**WHAT TO PRODUCE:** Retype only what runs from the line that contains "Read this page and output its text content." through the last line of the listing below, both lines included.

**DATA RECORDS:**
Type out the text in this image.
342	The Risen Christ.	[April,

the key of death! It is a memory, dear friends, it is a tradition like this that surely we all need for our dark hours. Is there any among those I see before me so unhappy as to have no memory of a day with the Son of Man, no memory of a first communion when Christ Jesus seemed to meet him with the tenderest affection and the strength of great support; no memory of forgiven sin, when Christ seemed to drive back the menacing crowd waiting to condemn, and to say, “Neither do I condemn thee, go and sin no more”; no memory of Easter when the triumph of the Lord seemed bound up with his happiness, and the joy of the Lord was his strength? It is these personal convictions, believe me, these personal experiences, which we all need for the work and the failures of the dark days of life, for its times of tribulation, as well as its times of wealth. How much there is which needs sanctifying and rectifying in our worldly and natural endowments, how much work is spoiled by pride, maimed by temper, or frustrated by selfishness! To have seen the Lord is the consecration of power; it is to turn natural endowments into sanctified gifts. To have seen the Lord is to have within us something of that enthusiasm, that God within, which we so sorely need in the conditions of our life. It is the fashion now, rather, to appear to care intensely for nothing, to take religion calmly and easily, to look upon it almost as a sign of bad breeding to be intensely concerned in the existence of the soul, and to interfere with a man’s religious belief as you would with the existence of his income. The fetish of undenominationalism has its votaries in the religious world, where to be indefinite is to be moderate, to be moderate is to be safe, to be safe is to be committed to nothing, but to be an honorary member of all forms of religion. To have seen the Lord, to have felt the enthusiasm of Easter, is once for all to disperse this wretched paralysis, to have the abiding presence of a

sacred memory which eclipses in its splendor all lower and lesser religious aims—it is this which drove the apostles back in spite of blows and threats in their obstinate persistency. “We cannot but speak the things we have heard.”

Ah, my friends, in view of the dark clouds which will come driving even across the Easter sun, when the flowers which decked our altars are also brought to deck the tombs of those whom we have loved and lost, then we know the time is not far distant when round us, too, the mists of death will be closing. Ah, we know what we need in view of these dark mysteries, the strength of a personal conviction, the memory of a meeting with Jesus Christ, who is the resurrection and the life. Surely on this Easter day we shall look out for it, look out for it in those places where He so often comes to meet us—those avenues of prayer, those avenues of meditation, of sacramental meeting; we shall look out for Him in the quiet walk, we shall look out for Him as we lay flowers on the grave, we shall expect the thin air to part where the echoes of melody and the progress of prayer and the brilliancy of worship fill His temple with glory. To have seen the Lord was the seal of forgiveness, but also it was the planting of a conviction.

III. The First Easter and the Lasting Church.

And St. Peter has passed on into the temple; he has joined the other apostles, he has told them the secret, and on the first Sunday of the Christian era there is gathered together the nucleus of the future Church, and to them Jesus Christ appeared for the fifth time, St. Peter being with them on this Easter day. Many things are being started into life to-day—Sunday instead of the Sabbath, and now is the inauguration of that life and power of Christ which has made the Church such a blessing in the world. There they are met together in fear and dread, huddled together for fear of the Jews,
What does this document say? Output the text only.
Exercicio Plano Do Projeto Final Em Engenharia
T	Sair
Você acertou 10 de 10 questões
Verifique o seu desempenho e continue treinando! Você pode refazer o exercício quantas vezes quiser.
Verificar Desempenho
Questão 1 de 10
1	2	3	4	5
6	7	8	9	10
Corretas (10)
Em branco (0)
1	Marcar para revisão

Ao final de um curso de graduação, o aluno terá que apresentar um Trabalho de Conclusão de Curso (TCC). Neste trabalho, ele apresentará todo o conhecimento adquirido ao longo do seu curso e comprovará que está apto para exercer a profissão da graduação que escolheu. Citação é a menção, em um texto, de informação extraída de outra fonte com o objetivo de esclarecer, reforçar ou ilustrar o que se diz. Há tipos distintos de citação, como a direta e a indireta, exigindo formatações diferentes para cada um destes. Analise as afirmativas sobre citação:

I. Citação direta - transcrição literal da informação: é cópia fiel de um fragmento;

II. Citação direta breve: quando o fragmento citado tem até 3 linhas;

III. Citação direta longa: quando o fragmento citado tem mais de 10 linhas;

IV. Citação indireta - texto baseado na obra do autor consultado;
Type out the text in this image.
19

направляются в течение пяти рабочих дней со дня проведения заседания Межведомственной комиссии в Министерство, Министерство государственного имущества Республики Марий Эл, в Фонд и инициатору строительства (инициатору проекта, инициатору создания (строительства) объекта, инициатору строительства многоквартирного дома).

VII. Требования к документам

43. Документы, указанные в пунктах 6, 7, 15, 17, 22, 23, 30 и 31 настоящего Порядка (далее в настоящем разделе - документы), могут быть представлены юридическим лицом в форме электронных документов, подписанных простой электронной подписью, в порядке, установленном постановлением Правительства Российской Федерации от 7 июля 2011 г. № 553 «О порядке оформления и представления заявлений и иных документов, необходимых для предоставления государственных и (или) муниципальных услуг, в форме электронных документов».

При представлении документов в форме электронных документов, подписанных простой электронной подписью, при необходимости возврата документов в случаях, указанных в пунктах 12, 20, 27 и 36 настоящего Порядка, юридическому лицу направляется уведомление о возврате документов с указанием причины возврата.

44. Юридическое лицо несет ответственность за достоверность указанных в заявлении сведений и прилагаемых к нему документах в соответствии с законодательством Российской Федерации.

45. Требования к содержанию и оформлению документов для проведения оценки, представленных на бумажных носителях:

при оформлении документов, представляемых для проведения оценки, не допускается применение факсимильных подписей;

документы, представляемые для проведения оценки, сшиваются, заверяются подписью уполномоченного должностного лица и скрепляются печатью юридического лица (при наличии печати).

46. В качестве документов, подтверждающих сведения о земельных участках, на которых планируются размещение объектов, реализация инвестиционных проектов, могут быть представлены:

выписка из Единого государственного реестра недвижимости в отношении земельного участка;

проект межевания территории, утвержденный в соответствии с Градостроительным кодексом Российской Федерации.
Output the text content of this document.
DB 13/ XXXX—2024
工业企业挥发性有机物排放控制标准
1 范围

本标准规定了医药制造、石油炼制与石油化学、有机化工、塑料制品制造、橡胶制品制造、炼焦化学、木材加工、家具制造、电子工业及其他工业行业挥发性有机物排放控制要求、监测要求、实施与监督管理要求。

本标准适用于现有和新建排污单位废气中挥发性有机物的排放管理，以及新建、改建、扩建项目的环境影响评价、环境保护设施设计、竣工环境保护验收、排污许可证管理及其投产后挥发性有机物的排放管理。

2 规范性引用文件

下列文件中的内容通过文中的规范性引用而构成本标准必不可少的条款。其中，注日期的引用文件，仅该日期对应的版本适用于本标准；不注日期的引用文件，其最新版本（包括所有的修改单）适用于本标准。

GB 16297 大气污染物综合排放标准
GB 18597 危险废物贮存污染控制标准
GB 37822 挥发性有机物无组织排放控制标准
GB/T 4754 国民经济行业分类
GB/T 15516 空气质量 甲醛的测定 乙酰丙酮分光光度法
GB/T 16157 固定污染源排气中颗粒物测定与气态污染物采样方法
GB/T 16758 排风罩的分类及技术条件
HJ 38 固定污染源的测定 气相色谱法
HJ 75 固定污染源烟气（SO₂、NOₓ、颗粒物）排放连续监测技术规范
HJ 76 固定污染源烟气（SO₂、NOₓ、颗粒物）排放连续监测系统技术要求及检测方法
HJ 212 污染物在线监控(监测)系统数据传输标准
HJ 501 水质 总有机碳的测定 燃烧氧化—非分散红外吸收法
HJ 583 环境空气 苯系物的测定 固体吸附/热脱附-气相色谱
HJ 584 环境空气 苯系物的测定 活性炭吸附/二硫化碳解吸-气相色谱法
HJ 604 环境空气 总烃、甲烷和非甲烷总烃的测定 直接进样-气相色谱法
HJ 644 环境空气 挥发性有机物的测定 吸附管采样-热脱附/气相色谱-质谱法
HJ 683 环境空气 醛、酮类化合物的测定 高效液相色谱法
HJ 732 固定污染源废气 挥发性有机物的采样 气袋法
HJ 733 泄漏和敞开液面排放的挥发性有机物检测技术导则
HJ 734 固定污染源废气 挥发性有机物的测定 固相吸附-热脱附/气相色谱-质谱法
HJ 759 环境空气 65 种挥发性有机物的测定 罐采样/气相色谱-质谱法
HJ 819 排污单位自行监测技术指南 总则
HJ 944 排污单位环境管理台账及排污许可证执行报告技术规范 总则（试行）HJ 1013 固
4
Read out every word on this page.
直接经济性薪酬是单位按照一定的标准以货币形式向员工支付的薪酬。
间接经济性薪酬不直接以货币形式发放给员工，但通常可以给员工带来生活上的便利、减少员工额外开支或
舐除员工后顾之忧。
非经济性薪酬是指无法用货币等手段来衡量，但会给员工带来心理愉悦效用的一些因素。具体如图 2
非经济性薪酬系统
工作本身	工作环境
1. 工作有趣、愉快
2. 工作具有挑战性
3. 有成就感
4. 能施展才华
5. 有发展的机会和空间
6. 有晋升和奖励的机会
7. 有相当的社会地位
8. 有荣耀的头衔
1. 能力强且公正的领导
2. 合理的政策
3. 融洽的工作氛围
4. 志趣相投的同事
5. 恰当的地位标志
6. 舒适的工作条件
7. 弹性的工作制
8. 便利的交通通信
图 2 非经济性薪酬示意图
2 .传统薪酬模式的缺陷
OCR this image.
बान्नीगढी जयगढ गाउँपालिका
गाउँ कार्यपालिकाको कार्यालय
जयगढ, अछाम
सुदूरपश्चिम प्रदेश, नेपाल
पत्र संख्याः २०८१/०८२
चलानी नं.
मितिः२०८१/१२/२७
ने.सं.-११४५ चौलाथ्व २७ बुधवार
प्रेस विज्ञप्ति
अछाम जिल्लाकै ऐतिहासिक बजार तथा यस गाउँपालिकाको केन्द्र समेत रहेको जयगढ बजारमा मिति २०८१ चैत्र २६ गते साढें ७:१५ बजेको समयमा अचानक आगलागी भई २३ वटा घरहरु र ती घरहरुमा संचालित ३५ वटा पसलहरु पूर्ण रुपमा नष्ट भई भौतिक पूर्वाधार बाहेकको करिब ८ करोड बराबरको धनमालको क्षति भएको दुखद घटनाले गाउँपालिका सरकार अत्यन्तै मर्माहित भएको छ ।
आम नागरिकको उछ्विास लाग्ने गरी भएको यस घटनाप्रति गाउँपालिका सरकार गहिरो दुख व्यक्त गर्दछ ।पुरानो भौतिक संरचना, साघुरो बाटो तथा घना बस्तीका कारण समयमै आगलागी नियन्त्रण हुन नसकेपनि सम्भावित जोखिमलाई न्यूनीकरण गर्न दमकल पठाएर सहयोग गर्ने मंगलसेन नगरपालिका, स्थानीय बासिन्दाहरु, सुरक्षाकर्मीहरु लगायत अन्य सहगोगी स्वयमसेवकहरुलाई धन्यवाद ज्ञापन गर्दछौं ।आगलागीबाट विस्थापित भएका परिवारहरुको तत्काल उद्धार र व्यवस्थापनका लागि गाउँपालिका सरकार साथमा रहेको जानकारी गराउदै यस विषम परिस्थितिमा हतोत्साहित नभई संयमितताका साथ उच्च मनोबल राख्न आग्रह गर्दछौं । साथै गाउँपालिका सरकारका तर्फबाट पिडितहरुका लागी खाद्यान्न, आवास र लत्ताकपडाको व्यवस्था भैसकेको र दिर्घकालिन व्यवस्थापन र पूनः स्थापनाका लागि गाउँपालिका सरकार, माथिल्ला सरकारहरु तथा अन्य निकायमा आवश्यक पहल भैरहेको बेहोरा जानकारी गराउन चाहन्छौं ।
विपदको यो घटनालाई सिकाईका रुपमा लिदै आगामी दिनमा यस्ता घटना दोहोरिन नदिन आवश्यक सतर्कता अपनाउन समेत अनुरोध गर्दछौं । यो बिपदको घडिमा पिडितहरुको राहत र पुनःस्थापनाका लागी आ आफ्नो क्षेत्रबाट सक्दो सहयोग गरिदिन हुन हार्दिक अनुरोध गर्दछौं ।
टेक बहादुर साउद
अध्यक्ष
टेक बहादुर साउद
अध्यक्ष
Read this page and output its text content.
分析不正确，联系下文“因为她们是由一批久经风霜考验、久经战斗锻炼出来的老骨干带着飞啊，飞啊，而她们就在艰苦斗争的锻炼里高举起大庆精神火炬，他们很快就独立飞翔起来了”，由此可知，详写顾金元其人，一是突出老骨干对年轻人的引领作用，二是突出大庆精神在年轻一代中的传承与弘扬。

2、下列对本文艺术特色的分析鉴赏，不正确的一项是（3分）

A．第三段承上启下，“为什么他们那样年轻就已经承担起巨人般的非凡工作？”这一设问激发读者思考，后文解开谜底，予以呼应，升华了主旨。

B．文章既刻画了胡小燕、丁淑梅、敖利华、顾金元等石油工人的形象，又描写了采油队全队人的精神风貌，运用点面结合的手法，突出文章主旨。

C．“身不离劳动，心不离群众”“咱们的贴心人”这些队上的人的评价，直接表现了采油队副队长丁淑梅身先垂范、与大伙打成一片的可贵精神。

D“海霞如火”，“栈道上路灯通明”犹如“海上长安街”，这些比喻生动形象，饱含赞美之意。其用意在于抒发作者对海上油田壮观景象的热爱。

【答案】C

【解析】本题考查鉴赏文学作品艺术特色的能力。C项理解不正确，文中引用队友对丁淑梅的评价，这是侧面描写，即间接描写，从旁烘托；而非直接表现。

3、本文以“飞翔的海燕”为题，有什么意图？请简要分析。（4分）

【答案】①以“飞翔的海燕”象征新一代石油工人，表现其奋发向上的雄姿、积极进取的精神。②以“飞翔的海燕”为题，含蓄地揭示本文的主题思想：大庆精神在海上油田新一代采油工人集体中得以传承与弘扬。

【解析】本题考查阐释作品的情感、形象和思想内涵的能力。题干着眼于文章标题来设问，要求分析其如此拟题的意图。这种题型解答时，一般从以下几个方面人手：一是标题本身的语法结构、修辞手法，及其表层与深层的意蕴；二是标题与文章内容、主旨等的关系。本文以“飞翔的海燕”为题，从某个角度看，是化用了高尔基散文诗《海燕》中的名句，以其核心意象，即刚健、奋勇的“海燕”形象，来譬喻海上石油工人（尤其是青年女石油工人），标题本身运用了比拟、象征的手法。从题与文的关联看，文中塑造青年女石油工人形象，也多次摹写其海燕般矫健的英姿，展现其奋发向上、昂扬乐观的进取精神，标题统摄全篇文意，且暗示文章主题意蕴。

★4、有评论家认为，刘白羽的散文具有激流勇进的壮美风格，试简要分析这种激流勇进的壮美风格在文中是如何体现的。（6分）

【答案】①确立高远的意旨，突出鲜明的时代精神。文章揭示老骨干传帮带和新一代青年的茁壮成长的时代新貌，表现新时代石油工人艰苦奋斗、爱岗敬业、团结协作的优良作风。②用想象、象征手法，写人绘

**TASK ANSWER:**
Read this page and output its text content.
分析不正确，联系下文“因为她们是由一批久经风霜考验、久经战斗锻炼出来的老骨干带着飞啊，飞啊，而她们就在艰苦斗争的锻炼里高举起大庆精神火炬，他们很快就独立飞翔起来了”，由此可知，详写顾金元其人，一是突出老骨干对年轻人的引领作用，二是突出大庆精神在年轻一代中的传承与弘扬。

2、下列对本文艺术特色的分析鉴赏，不正确的一项是（3分）

A．第三段承上启下，“为什么他们那样年轻就已经承担起巨人般的非凡工作？”这一设问激发读者思考，后文解开谜底，予以呼应，升华了主旨。

B．文章既刻画了胡小燕、丁淑梅、敖利华、顾金元等石油工人的形象，又描写了采油队全队人的精神风貌，运用点面结合的手法，突出文章主旨。

C．“身不离劳动，心不离群众”“咱们的贴心人”这些队上的人的评价，直接表现了采油队副队长丁淑梅身先垂范、与大伙打成一片的可贵精神。

D“海霞如火”，“栈道上路灯通明”犹如“海上长安街”，这些比喻生动形象，饱含赞美之意。其用意在于抒发作者对海上油田壮观景象的热爱。

【答案】C

【解析】本题考查鉴赏文学作品艺术特色的能力。C项理解不正确，文中引用队友对丁淑梅的评价，这是侧面描写，即间接描写，从旁烘托；而非直接表现。

3、本文以“飞翔的海燕”为题，有什么意图？请简要分析。（4分）

【答案】①以“飞翔的海燕”象征新一代石油工人，表现其奋发向上的雄姿、积极进取的精神。②以“飞翔的海燕”为题，含蓄地揭示本文的主题思想：大庆精神在海上油田新一代采油工人集体中得以传承与弘扬。

【解析】本题考查阐释作品的情感、形象和思想内涵的能力。题干着眼于文章标题来设问，要求分析其如此拟题的意图。这种题型解答时，一般从以下几个方面人手：一是标题本身的语法结构、修辞手法，及其表层与深层的意蕴；二是标题与文章内容、主旨等的关系。本文以“飞翔的海燕”为题，从某个角度看，是化用了高尔基散文诗《海燕》中的名句，以其核心意象，即刚健、奋勇的“海燕”形象，来譬喻海上石油工人（尤其是青年女石油工人），标题本身运用了比拟、象征的手法。从题与文的关联看，文中塑造青年女石油工人形象，也多次摹写其海燕般矫健的英姿，展现其奋发向上、昂扬乐观的进取精神，标题统摄全篇文意，且暗示文章主题意蕴。

★4、有评论家认为，刘白羽的散文具有激流勇进的壮美风格，试简要分析这种激流勇进的壮美风格在文中是如何体现的。（6分）

【答案】①确立高远的意旨，突出鲜明的时代精神。文章揭示老骨干传帮带和新一代青年的茁壮成长的时代新貌，表现新时代石油工人艰苦奋斗、爱岗敬业、团结协作的优良作风。②用想象、象征手法，写人绘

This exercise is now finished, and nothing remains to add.